_Task material_.
········

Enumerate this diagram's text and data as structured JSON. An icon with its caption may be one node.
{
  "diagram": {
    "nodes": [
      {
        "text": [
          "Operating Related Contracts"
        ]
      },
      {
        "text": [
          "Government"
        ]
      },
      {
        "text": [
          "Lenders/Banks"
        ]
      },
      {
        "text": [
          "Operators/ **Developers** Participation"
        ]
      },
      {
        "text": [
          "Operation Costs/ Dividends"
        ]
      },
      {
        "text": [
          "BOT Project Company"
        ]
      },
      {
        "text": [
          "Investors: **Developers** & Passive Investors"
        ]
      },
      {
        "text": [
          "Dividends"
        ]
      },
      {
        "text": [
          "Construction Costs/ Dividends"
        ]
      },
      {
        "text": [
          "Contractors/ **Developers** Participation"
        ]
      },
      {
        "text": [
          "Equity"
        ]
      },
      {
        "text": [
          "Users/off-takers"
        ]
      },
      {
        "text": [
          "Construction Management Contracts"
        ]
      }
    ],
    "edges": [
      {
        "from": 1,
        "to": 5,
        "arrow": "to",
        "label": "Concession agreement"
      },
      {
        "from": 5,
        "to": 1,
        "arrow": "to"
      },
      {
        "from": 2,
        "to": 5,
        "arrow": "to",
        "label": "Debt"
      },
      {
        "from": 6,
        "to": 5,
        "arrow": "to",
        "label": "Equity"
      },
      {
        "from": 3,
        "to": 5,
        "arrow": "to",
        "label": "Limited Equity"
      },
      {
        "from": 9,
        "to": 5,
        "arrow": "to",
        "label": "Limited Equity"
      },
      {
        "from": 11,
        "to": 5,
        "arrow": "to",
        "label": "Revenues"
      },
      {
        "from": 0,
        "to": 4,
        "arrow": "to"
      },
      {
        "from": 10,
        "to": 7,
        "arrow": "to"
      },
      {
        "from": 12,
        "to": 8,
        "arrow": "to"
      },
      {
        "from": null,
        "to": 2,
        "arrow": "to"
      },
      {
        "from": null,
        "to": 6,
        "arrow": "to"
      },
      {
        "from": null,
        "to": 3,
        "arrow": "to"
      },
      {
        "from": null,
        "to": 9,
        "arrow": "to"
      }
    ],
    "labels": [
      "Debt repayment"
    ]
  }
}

········

_Your objective_. Extract every line of the records above that contains the word "Participation".

_Task solution_.
          "Operators/ **Developers** Participation"
          "Contractors/ **Developers** Participation"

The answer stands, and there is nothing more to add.